--- START ENTRIES ---

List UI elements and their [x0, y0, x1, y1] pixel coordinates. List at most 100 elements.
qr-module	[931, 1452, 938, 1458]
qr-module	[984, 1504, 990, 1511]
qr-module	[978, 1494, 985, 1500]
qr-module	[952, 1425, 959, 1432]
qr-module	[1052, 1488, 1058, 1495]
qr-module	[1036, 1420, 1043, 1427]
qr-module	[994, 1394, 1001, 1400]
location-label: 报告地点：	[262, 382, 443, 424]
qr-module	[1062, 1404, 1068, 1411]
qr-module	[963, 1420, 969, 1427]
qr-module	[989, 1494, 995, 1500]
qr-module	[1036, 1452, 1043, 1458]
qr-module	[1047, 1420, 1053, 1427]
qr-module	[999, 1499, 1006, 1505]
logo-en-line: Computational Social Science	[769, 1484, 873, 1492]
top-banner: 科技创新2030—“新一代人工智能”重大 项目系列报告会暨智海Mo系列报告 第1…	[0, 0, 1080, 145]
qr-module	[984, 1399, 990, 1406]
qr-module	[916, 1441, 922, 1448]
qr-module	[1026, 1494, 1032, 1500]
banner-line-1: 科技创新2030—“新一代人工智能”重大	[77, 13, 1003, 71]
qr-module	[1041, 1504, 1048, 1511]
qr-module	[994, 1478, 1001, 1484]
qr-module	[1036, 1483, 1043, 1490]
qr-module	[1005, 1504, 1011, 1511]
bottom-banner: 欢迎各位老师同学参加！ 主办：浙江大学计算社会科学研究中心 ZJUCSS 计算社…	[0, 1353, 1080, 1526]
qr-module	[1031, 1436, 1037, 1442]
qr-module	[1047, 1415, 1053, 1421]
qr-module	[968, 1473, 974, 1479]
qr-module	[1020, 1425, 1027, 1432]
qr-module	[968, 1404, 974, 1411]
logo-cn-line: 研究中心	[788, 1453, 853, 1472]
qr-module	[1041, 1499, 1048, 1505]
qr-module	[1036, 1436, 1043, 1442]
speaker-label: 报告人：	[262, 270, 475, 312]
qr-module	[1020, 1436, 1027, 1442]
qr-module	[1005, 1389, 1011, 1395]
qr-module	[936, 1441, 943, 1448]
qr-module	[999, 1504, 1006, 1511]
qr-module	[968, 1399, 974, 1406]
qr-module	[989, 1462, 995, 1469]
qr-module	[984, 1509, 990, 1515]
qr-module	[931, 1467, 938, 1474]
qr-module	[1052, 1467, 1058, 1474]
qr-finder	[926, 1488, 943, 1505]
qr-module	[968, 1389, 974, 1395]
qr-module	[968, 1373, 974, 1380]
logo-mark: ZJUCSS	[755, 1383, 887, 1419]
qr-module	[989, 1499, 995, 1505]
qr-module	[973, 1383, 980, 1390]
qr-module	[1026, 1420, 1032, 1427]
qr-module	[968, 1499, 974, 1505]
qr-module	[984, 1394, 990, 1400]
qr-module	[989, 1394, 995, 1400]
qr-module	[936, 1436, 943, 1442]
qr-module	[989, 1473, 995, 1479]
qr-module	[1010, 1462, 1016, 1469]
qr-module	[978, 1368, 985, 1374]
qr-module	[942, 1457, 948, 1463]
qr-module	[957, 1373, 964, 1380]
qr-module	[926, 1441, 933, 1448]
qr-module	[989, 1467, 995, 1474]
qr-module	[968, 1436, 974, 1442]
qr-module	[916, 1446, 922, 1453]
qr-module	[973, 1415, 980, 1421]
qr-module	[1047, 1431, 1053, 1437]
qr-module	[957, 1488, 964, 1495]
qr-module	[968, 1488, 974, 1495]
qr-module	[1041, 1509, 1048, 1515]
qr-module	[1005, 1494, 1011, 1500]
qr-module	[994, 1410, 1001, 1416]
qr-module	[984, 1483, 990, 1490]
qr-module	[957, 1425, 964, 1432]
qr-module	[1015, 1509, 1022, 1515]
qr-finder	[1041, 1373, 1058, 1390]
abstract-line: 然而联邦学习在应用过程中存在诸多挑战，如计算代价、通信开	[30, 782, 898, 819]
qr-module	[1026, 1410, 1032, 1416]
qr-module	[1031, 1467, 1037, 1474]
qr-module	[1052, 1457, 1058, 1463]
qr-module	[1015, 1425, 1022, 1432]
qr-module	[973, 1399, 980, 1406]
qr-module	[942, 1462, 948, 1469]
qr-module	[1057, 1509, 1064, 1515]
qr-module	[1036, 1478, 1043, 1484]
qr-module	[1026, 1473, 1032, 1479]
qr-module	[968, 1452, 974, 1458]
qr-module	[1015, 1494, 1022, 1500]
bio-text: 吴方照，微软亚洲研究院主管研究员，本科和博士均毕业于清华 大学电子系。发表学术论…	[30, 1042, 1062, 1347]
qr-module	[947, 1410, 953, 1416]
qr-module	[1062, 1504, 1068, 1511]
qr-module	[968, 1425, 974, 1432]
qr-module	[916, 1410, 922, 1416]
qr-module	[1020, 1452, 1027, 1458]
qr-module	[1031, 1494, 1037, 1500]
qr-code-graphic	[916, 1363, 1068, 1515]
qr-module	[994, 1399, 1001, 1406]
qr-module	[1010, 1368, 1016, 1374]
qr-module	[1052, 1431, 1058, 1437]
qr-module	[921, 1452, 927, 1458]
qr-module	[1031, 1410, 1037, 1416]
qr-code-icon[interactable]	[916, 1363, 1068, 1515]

--- END ENTRIES ---

→ EXERCISE DESCRIPTION
Reproduce the records exactly, starting at their first line and ending at the line that contains "1441, 922, 1448]", with that line included.

→ CORRECT OUTPUT
List UI elements and their [x0, y0, x1, y1] pixel coordinates. List at most 100 elements.
qr-module	[931, 1452, 938, 1458]
qr-module	[984, 1504, 990, 1511]
qr-module	[978, 1494, 985, 1500]
qr-module	[952, 1425, 959, 1432]
qr-module	[1052, 1488, 1058, 1495]
qr-module	[1036, 1420, 1043, 1427]
qr-module	[994, 1394, 1001, 1400]
location-label: 报告地点：	[262, 382, 443, 424]
qr-module	[1062, 1404, 1068, 1411]
qr-module	[963, 1420, 969, 1427]
qr-module	[989, 1494, 995, 1500]
qr-module	[1036, 1452, 1043, 1458]
qr-module	[1047, 1420, 1053, 1427]
qr-module	[999, 1499, 1006, 1505]
logo-en-line: Computational Social Science	[769, 1484, 873, 1492]
top-banner: 科技创新2030—“新一代人工智能”重大 项目系列报告会暨智海Mo系列报告 第1…	[0, 0, 1080, 145]
qr-module	[984, 1399, 990, 1406]
qr-module	[916, 1441, 922, 1448]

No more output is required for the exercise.